• WORK REQUIRED: Quote only the lines that start at the line with "Read out every word on this page." and run to the end of the entries; omit the pictures.
[Start of DATA SHOWN]
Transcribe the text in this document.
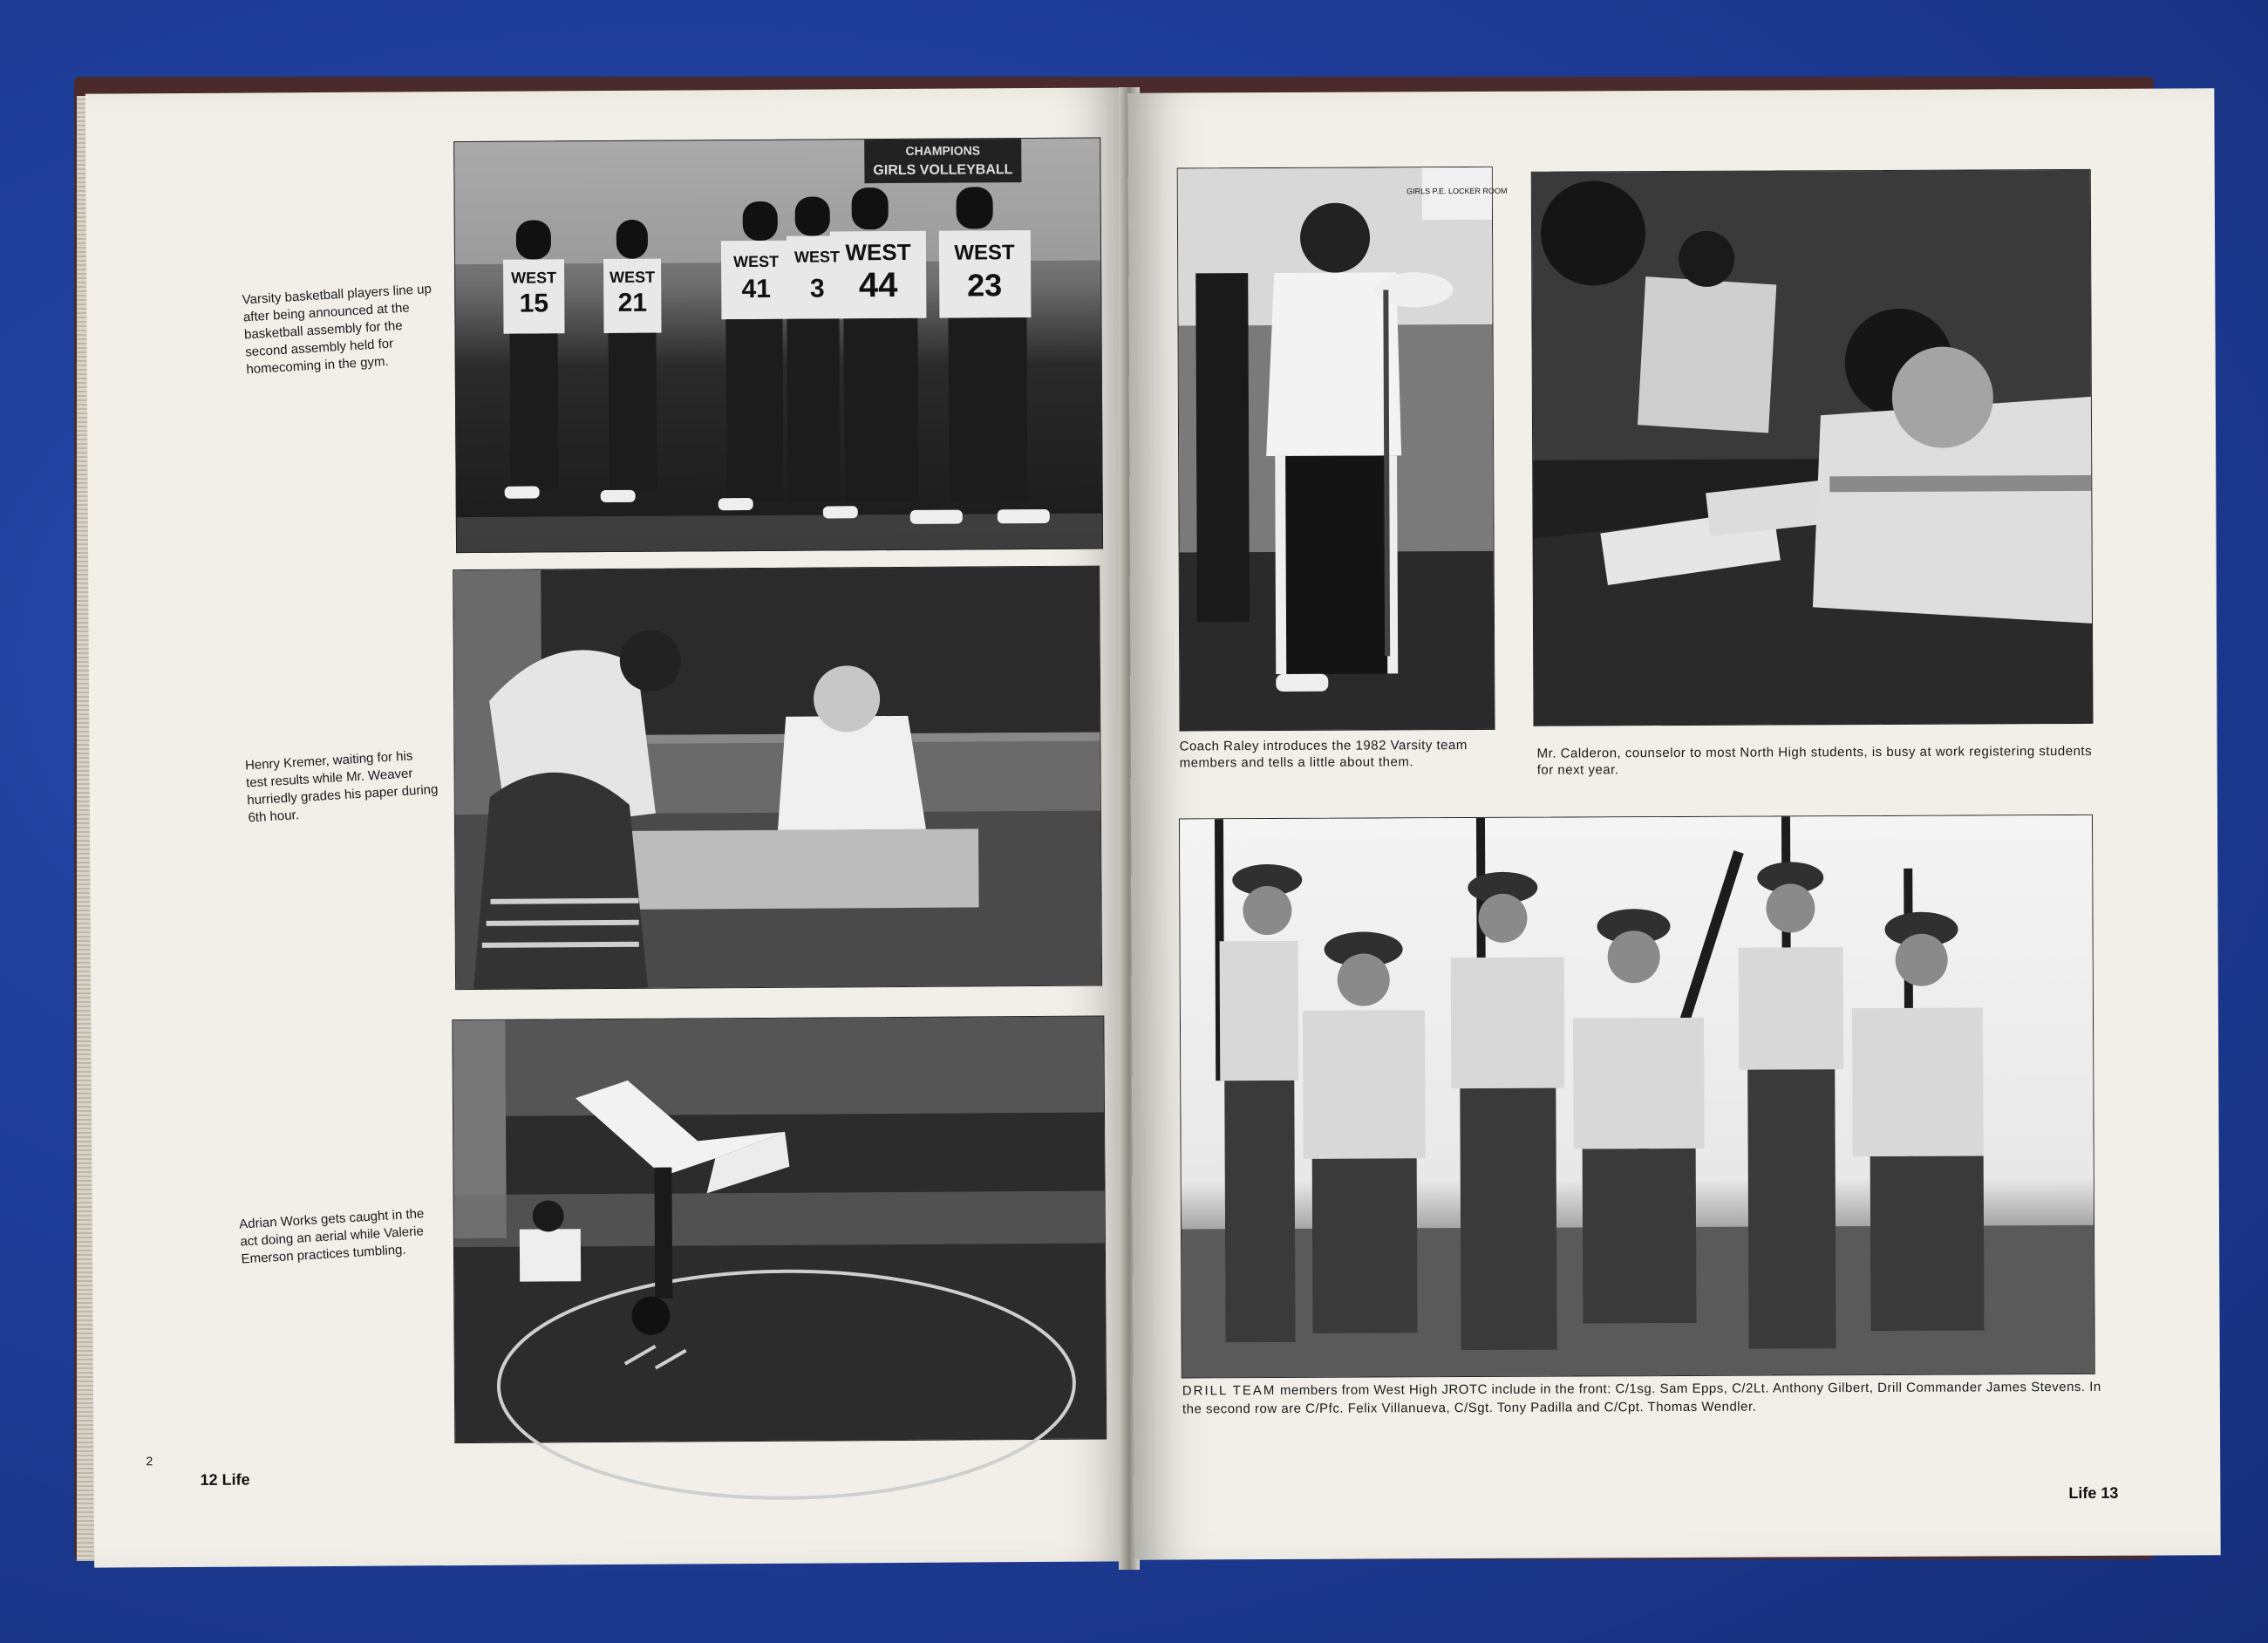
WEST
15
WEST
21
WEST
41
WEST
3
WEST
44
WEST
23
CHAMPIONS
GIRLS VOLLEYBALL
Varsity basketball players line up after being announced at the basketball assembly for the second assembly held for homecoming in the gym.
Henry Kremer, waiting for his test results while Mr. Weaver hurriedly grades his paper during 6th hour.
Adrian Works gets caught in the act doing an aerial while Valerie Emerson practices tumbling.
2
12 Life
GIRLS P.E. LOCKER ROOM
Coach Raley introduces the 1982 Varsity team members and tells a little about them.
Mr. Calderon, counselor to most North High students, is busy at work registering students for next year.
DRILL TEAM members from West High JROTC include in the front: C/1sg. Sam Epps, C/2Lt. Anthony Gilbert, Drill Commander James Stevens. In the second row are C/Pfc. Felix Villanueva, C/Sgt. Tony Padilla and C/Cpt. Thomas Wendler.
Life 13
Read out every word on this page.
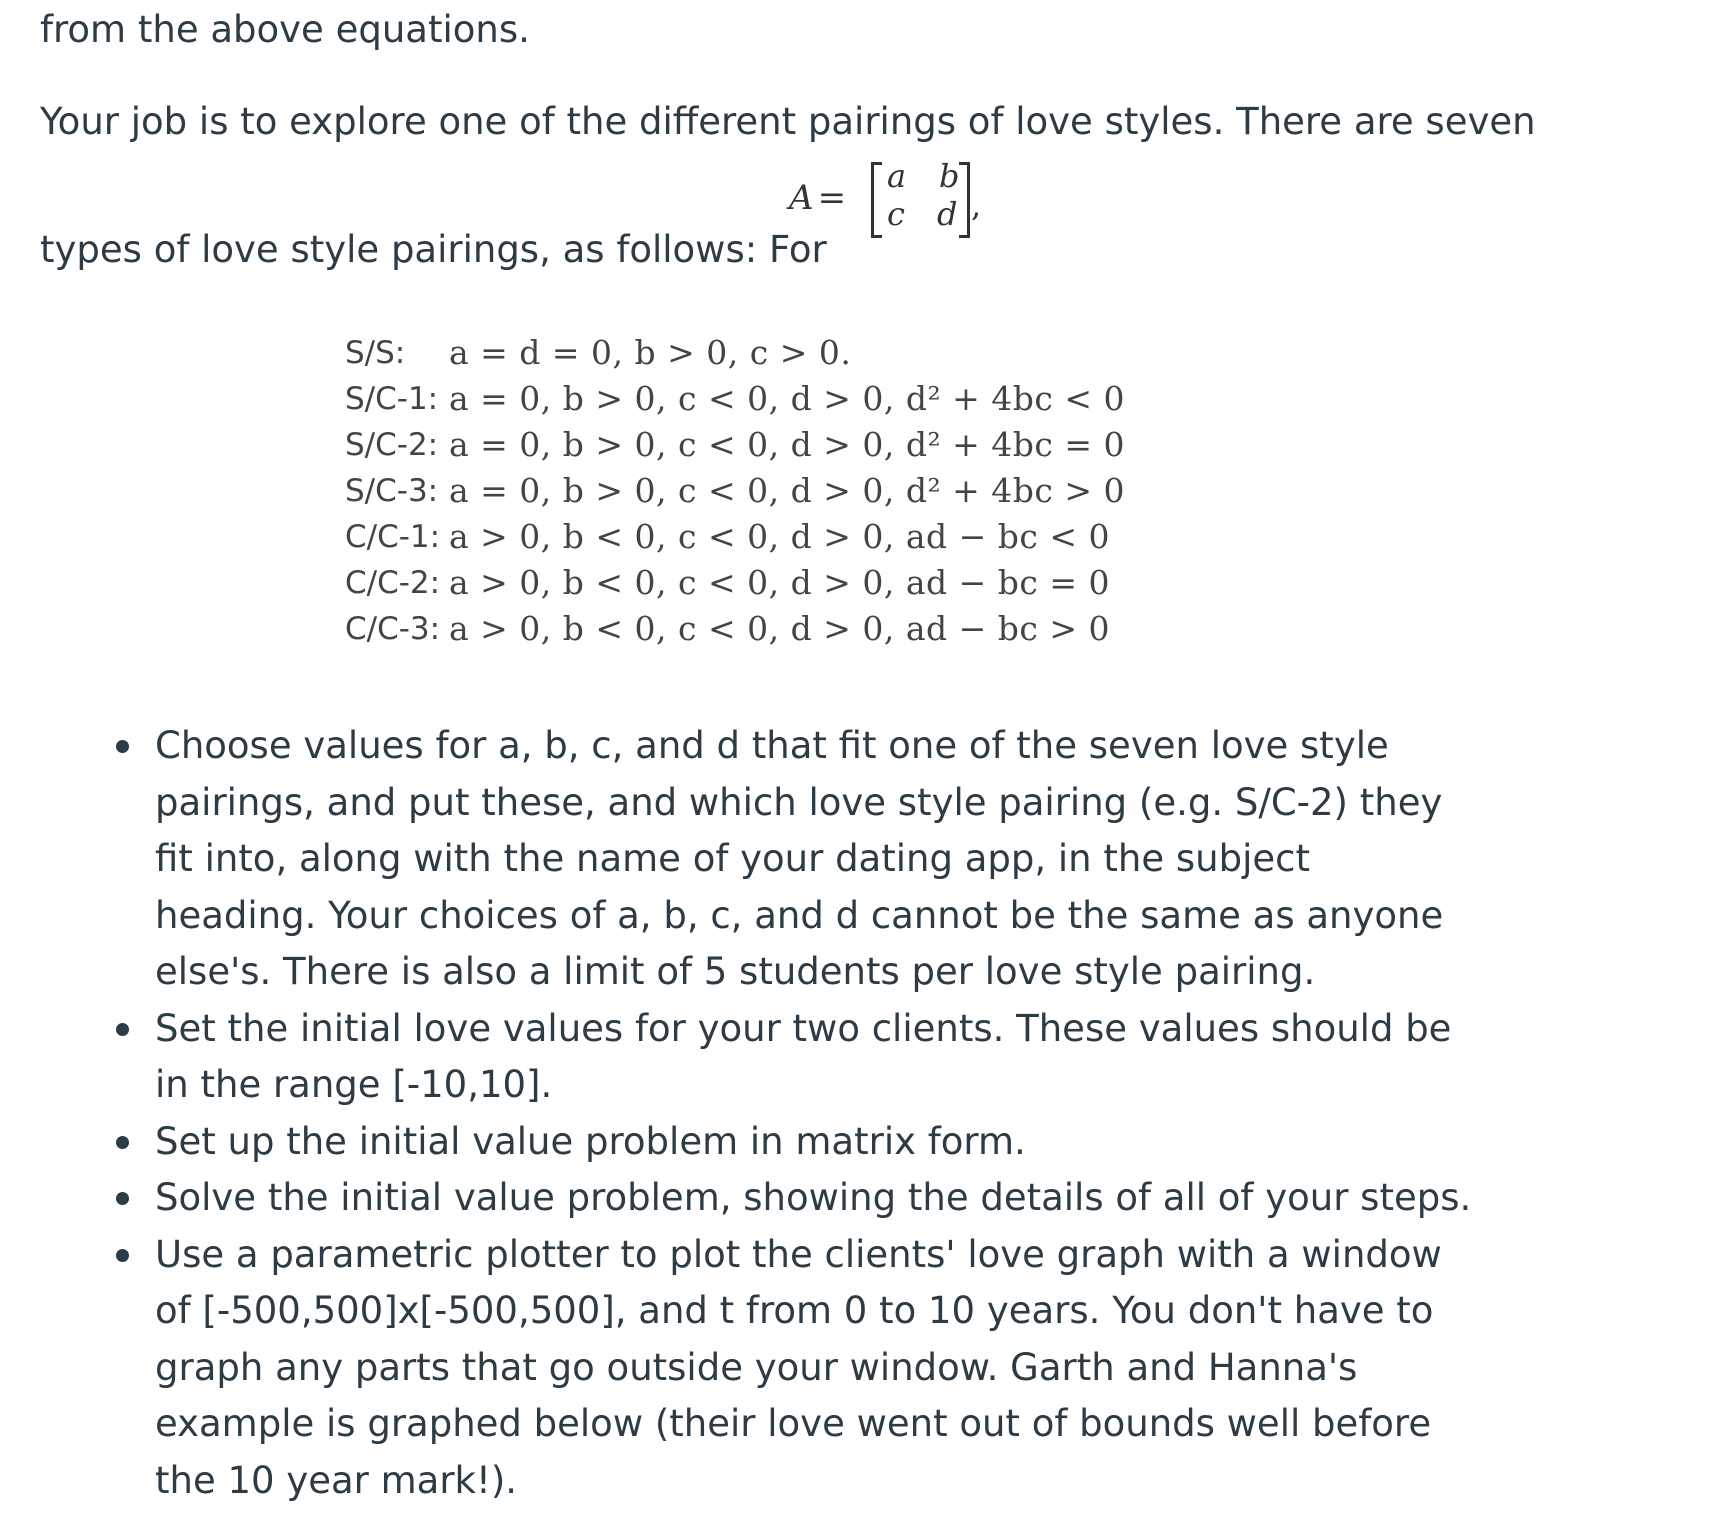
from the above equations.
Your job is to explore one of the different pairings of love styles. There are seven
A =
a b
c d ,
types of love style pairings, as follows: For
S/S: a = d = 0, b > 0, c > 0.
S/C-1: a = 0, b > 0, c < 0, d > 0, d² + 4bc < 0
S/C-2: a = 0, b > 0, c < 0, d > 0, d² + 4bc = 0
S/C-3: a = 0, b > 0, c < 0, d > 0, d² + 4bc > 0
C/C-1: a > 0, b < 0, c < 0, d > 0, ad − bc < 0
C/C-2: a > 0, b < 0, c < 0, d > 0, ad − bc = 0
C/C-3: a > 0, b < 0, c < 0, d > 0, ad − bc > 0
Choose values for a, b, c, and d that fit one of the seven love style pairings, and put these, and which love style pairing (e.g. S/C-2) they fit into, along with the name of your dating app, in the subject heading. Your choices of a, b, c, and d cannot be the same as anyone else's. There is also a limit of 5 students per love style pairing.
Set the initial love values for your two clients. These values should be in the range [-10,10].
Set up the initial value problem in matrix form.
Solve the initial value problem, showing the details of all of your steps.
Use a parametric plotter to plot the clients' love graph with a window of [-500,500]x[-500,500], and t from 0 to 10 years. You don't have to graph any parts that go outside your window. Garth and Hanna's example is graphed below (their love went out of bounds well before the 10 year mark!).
[End of DATA SHOWN]
• CORRECT RESULT:
Read out every word on this page.
from the above equations.
Your job is to explore one of the different pairings of love styles. There are seven
A =
a b
c d ,
types of love style pairings, as follows: For
S/S: a = d = 0, b > 0, c > 0.
S/C-1: a = 0, b > 0, c < 0, d > 0, d² + 4bc < 0
S/C-2: a = 0, b > 0, c < 0, d > 0, d² + 4bc = 0
S/C-3: a = 0, b > 0, c < 0, d > 0, d² + 4bc > 0
C/C-1: a > 0, b < 0, c < 0, d > 0, ad − bc < 0
C/C-2: a > 0, b < 0, c < 0, d > 0, ad − bc = 0
C/C-3: a > 0, b < 0, c < 0, d > 0, ad − bc > 0
Choose values for a, b, c, and d that fit one of the seven love style pairings, and put these, and which love style pairing (e.g. S/C-2) they fit into, along with the name of your dating app, in the subject heading. Your choices of a, b, c, and d cannot be the same as anyone else's. There is also a limit of 5 students per love style pairing.
Set the initial love values for your two clients. These values should be in the range [-10,10].
Set up the initial value problem in matrix form.
Solve the initial value problem, showing the details of all of your steps.
Use a parametric plotter to plot the clients' love graph with a window of [-500,500]x[-500,500], and t from 0 to 10 years. You don't have to graph any parts that go outside your window. Garth and Hanna's example is graphed below (their love went out of bounds well before the 10 year mark!).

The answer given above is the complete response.